== WRITTEN INSTRUCTION ==
Report the number of lines where the string "LENS" occurs, and write nothing else.

== DATA ==
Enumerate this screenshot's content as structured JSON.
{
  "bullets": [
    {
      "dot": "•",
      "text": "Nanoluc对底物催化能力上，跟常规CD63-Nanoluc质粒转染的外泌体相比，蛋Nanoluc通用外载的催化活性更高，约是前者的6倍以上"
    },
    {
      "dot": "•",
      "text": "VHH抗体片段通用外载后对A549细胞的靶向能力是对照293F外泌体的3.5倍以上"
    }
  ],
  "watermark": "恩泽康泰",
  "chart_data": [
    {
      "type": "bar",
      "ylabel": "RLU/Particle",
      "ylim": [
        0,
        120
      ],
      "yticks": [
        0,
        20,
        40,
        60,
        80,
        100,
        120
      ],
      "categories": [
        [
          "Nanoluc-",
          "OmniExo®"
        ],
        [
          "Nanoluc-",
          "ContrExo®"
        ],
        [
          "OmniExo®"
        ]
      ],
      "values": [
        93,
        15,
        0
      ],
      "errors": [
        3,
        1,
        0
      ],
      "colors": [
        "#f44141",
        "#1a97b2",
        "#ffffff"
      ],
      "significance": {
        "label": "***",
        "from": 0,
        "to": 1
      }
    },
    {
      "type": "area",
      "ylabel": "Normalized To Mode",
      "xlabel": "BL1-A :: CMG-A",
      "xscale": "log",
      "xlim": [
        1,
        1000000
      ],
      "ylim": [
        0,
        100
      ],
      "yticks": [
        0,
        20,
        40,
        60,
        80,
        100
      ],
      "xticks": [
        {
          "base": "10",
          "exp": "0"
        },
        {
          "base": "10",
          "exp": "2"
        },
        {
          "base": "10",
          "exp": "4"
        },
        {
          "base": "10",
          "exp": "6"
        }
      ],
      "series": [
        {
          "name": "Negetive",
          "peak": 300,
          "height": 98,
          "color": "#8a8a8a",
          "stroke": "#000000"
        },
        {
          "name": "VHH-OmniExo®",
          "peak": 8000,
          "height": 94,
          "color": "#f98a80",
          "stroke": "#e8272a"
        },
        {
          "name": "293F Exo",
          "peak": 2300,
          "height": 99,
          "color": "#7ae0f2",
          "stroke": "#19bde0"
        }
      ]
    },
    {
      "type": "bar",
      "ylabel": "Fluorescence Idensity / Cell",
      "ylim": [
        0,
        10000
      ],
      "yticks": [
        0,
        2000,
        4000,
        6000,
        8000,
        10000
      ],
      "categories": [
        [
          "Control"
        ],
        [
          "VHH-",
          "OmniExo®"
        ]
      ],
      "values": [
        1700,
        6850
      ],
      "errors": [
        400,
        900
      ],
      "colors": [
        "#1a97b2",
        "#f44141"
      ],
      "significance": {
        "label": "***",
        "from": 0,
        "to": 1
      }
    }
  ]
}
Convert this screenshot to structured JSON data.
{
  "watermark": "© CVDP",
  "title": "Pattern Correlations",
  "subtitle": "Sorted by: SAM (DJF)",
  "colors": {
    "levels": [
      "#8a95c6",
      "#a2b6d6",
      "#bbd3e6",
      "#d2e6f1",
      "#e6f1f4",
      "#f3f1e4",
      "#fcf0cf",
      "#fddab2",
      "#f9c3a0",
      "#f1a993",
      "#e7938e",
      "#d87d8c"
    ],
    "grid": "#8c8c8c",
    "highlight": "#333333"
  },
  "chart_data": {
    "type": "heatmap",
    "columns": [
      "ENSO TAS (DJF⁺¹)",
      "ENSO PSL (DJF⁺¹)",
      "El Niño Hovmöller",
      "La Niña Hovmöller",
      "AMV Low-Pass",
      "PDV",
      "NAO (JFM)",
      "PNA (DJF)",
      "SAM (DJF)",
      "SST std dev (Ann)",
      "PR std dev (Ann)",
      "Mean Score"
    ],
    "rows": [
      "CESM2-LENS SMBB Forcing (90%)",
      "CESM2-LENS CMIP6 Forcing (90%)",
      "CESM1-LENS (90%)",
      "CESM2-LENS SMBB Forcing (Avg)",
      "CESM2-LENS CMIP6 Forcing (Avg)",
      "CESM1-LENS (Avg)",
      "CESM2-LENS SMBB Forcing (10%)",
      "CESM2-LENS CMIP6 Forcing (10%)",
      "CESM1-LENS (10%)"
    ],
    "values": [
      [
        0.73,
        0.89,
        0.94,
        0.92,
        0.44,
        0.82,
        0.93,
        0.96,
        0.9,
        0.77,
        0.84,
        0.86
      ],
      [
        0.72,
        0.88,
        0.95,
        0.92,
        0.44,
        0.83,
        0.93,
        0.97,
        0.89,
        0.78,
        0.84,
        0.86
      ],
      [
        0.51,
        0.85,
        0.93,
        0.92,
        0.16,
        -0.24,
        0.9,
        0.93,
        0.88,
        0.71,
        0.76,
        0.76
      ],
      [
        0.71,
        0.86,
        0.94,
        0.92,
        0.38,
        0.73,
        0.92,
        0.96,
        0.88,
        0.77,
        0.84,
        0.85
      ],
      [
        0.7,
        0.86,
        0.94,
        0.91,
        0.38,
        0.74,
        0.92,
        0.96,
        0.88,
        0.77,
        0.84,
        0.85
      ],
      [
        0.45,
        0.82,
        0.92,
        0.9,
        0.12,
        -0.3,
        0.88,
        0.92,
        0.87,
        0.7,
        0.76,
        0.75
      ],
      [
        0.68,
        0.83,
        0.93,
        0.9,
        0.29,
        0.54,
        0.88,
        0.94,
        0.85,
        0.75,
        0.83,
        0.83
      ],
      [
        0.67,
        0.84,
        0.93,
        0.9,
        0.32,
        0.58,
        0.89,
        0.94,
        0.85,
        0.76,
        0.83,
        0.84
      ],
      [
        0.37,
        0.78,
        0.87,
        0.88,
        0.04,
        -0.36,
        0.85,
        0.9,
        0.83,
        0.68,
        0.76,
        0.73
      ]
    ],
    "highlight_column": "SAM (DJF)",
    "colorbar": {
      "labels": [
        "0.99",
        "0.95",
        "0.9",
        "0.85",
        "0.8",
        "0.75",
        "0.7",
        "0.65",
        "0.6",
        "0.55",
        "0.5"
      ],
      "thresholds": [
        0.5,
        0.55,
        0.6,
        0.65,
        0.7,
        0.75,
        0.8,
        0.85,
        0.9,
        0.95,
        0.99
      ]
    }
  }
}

== IN RESPONSE ==
9